## Pernyataan Tugas
Ulangi tanpa perubahan bagian teks tentang konflik Timor Timur di bawah, mulai dari "Oleh : Basmeri" dan berakhir pada "dari 400 tahun.".

## Teks yang Ditampilkan
────────────────────

Oleh : Basmeri Integrasionis
Salah satu manipulasi naratif terbesar dalam sejarah konflik Timor Timur adalah penggunaan istilah "Pro-Merdeka" bagi kubu anti-integrasi. Istilah ini telah memberi keuntungan sepihak secara moral dan simbolik kepada kelompok separatis seperti CNRT, Fretilin, dan Falintil. Dengan menyebut diri sebagai "pejuang kemerdekaan", mereka secara sepihak mencuri legitimasi sejarah dan mengaburkan fakta bahwa pihak integrasionis juga memperjuangkan sebuah bentuk kemerdekaan—yakni bersama Republik Indonesia, keluar dari penjajahan kolonialisme Portugis yang telah mencengkeram Timor selama lebih dari 400 tahun.

────────────────────

## Materi yang Disediakan
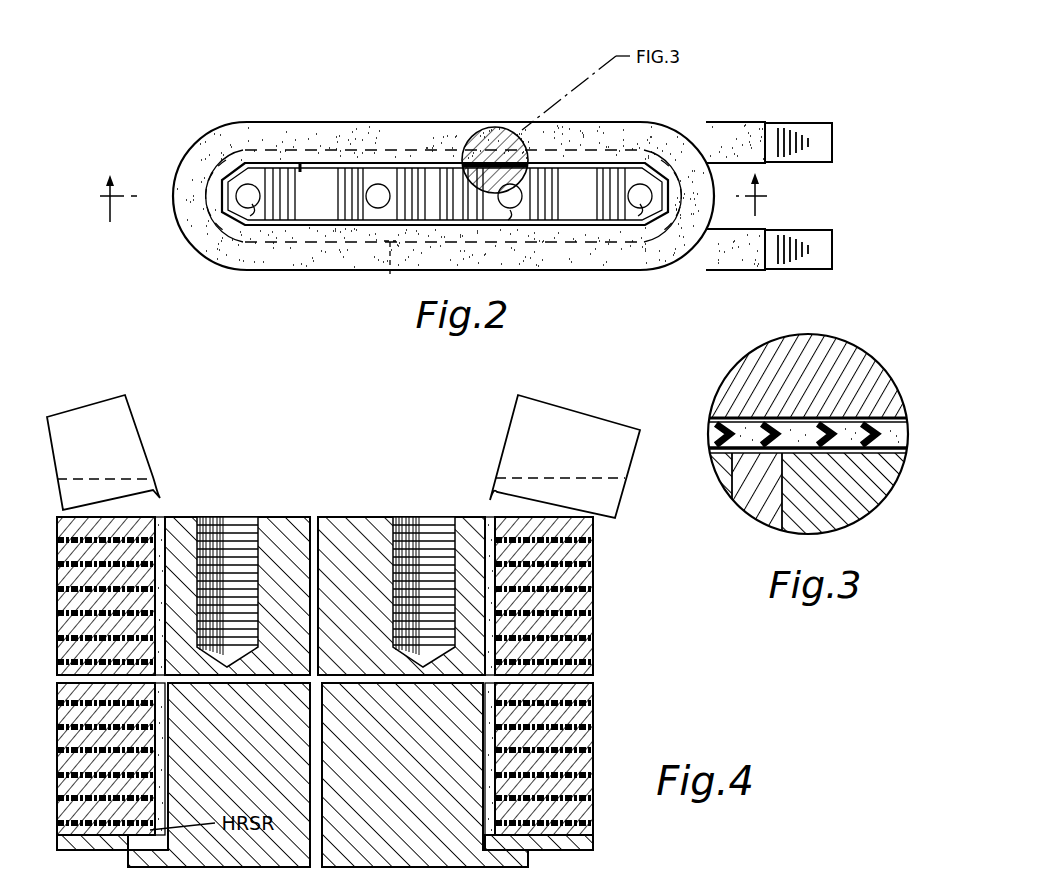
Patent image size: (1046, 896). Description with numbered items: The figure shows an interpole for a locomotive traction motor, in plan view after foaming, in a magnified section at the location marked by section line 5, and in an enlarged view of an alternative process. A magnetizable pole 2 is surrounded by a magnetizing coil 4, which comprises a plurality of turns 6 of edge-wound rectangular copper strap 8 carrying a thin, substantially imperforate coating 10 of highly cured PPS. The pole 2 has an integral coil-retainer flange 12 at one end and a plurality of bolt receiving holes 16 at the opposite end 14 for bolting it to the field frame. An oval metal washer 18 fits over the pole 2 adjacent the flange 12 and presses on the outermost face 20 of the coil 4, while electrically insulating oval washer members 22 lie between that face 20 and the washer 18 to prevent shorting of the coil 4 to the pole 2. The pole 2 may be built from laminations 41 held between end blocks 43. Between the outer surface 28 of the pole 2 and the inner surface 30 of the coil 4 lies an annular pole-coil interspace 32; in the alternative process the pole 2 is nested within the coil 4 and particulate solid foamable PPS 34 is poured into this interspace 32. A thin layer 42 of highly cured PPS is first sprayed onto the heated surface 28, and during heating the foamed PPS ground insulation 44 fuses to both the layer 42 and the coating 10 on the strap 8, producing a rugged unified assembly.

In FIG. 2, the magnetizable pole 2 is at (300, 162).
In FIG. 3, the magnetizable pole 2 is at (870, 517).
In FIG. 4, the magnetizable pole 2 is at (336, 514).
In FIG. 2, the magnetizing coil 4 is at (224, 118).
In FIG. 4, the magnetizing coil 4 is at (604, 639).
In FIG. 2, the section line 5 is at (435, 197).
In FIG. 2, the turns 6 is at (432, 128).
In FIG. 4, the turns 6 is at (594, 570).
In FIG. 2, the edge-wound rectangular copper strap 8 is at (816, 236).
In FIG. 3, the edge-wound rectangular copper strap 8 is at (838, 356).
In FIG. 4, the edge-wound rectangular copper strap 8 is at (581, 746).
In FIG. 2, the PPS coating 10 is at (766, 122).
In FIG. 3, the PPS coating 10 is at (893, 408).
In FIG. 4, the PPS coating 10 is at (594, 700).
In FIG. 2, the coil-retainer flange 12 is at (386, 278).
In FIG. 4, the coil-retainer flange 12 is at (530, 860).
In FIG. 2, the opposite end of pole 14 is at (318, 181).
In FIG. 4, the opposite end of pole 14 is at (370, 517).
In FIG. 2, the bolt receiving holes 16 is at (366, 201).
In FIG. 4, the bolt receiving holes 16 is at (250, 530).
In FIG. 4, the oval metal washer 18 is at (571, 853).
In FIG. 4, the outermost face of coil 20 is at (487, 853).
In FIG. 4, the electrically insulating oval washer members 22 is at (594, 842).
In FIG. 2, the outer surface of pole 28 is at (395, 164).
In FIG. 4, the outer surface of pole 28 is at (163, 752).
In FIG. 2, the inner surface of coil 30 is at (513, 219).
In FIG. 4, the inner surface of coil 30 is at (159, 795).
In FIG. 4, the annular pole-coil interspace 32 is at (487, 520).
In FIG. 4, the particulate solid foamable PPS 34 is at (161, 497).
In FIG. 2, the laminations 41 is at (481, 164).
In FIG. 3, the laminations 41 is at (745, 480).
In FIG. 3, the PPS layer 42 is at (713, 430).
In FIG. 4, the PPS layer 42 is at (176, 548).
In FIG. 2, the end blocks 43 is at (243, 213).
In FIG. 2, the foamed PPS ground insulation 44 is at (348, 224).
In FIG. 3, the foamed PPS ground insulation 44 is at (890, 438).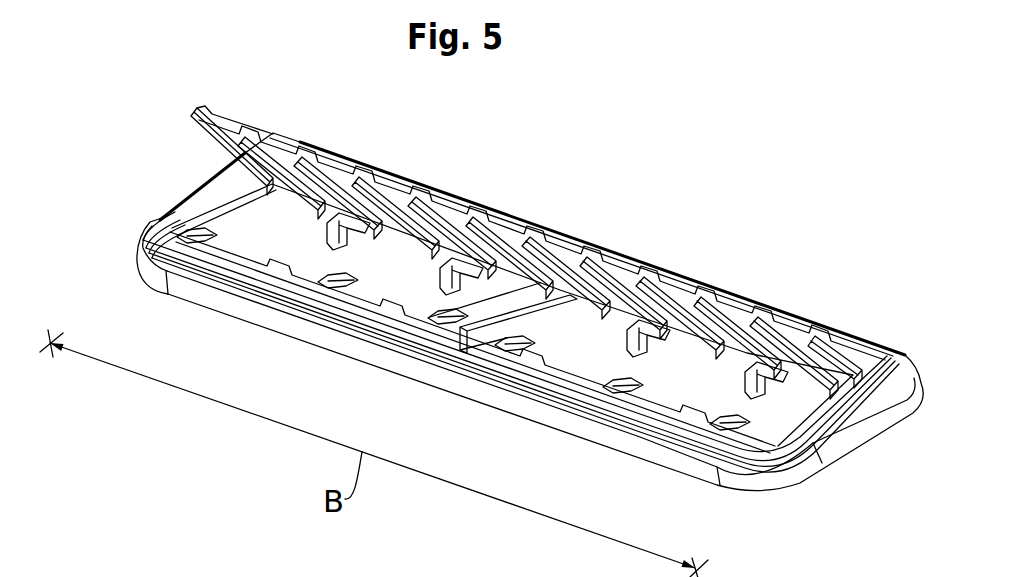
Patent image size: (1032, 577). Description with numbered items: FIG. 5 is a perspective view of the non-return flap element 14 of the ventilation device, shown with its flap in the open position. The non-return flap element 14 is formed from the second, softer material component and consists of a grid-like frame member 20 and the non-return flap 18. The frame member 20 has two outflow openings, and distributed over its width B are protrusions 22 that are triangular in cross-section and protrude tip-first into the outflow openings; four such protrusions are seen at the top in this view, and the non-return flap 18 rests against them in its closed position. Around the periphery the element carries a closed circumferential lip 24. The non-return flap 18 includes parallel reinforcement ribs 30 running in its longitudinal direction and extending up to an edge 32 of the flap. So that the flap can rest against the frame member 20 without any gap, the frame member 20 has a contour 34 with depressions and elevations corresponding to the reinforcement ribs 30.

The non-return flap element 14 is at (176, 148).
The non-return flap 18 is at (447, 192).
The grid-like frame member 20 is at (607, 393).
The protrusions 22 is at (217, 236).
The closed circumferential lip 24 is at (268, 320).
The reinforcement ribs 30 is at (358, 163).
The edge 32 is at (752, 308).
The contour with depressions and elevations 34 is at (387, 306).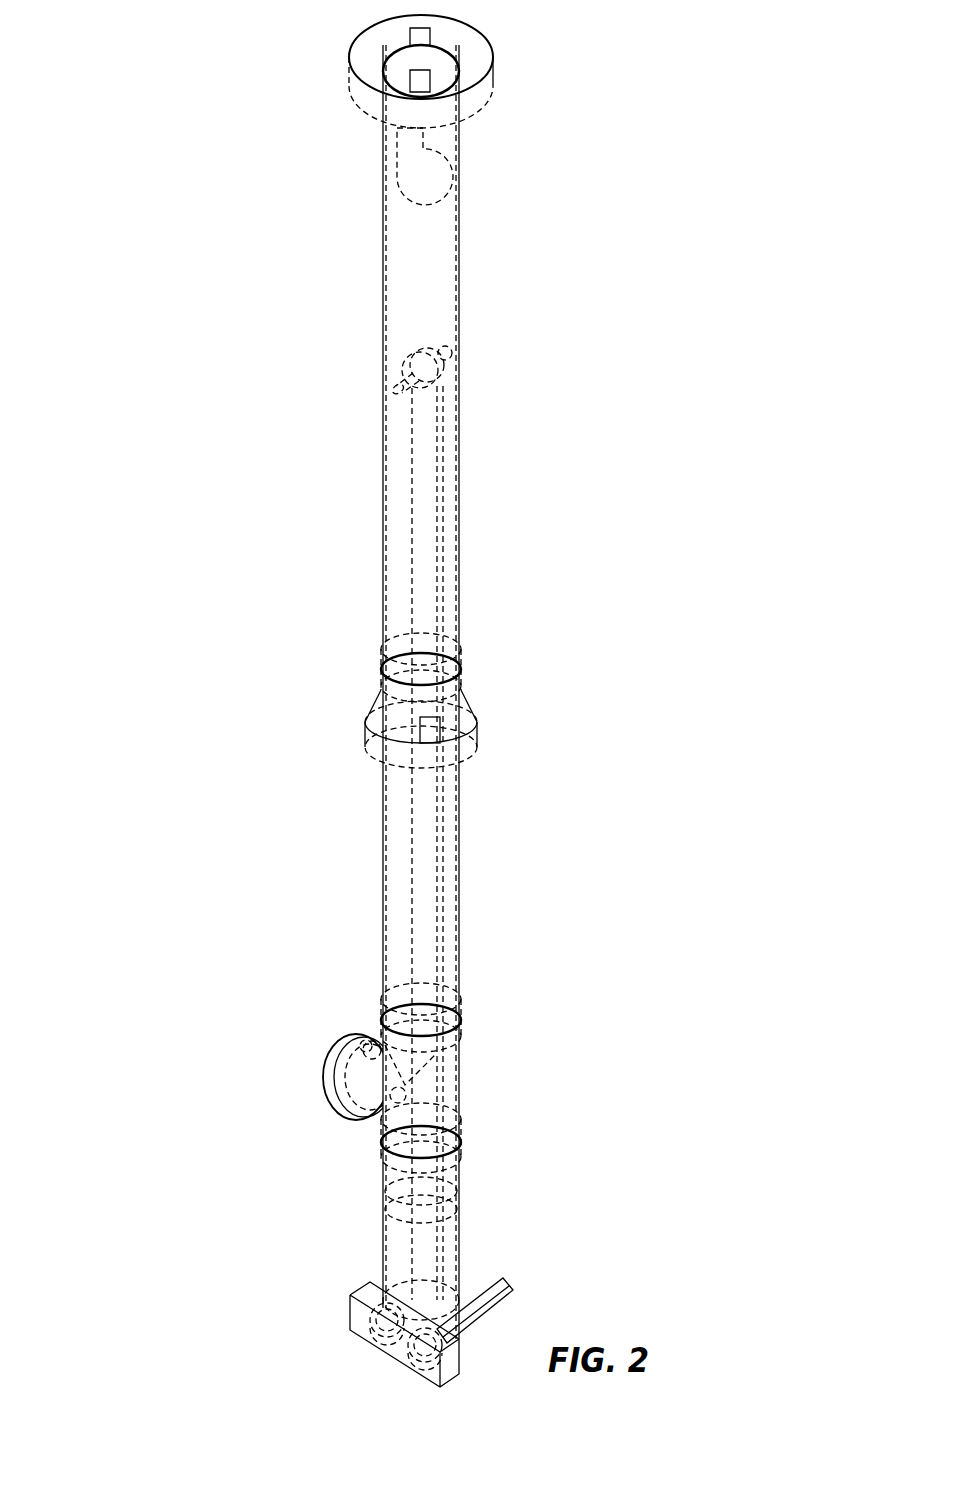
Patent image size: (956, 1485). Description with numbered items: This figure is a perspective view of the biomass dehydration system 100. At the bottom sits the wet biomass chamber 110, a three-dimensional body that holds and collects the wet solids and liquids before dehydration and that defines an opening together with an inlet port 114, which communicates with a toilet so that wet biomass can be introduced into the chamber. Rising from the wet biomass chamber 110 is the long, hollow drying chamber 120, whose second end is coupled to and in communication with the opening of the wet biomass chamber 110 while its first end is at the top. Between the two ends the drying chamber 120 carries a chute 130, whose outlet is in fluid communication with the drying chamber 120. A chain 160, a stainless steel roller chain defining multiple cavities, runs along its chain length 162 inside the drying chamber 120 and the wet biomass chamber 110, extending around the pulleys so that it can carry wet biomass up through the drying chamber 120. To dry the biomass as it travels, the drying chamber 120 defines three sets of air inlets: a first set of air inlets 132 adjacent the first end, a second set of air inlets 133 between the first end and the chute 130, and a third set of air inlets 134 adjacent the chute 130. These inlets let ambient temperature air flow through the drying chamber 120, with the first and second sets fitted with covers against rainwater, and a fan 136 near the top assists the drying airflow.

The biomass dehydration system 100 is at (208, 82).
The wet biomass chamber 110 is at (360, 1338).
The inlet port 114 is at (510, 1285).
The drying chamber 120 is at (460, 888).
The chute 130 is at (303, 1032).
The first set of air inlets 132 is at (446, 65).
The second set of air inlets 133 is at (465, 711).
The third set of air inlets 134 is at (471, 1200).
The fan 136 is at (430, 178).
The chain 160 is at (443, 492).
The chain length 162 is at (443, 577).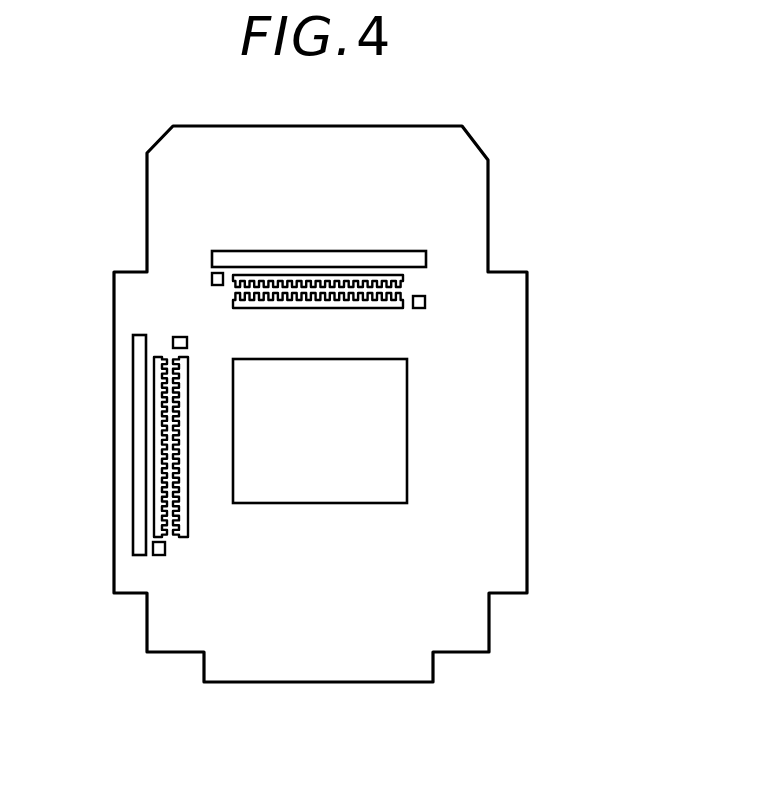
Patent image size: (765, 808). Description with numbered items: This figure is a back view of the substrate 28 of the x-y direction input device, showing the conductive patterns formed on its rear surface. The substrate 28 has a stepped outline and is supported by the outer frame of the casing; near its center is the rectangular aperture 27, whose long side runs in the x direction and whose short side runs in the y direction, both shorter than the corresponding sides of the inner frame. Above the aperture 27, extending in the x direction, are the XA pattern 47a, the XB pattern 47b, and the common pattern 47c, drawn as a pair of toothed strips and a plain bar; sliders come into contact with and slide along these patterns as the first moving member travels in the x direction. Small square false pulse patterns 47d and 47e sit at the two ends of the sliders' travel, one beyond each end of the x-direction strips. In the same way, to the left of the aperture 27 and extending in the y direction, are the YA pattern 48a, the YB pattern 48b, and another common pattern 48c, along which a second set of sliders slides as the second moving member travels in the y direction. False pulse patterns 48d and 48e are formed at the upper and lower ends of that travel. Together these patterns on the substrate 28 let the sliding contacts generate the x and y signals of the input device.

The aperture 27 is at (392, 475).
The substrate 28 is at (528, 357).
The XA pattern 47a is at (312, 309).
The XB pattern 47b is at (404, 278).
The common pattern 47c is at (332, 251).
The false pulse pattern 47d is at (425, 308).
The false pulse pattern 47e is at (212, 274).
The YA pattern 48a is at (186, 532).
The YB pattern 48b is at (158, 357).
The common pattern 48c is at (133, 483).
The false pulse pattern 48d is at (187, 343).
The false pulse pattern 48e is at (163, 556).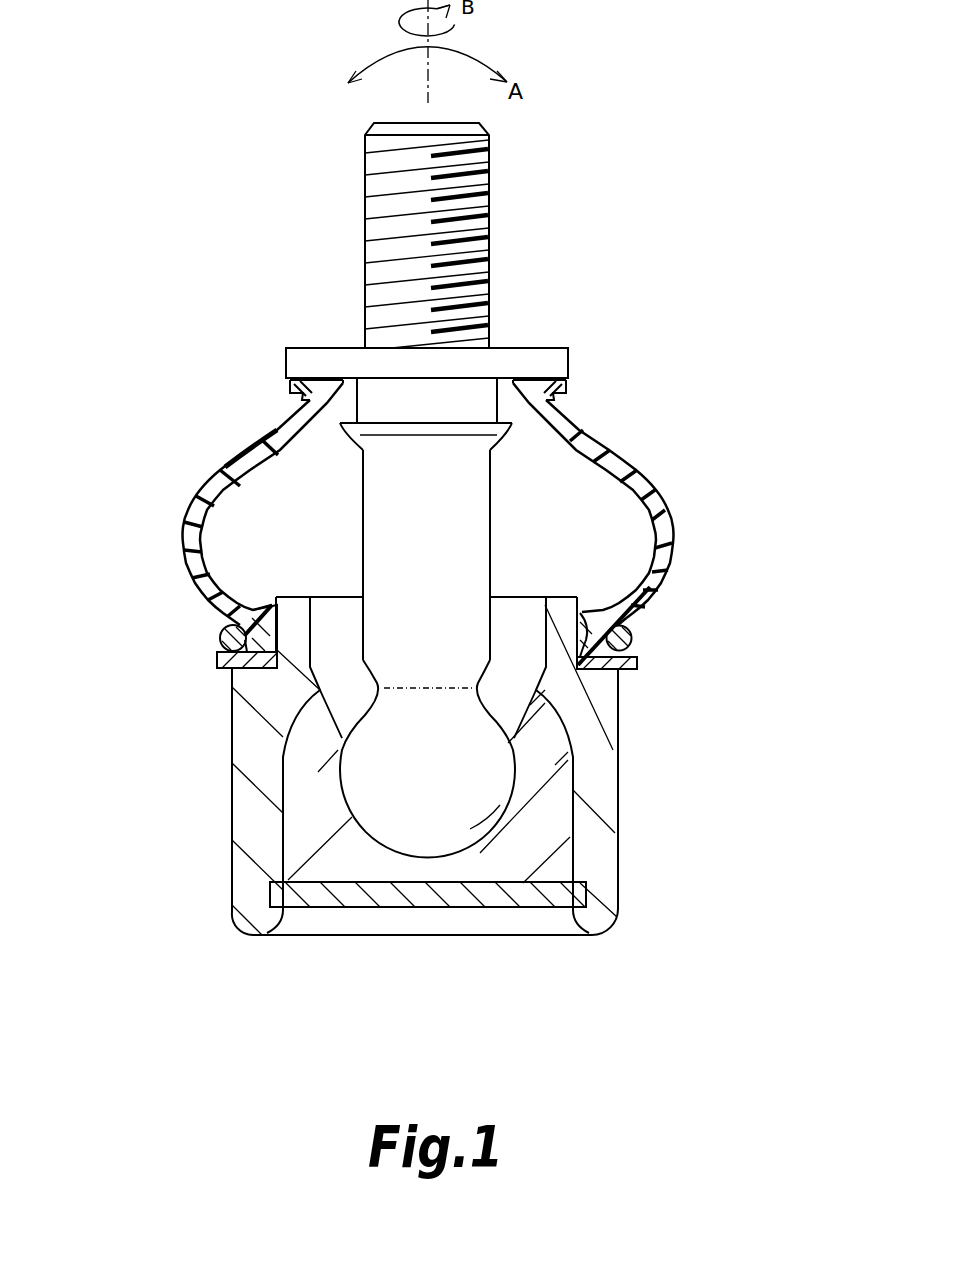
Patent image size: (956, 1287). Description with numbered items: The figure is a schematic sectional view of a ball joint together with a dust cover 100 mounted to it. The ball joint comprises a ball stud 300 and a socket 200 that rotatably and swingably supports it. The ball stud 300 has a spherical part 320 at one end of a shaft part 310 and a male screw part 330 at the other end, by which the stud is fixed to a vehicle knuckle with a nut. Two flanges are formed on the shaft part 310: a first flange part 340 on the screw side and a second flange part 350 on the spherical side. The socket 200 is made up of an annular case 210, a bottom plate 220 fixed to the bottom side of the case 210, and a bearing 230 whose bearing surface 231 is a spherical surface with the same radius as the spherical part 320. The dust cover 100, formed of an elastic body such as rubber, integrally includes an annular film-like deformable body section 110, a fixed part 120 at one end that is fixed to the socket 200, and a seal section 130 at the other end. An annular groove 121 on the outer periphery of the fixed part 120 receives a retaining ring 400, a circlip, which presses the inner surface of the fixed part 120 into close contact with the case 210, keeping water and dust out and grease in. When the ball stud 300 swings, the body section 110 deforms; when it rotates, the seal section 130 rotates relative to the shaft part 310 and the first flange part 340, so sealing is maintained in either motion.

────────────────────

## Jawaban yang Diharapkan
Oleh : Basmeri Integrasionis
Salah satu manipulasi naratif terbesar dalam sejarah konflik Timor Timur adalah penggunaan istilah "Pro-Merdeka" bagi kubu anti-integrasi. Istilah ini telah memberi keuntungan sepihak secara moral dan simbolik kepada kelompok separatis seperti CNRT, Fretilin, dan Falintil. Dengan menyebut diri sebagai "pejuang kemerdekaan", mereka secara sepihak mencuri legitimasi sejarah dan mengaburkan fakta bahwa pihak integrasionis juga memperjuangkan sebuah bentuk kemerdekaan—yakni bersama Republik Indonesia, keluar dari penjajahan kolonialisme Portugis yang telah mencengkeram Timor selama lebih dari 400 tahun.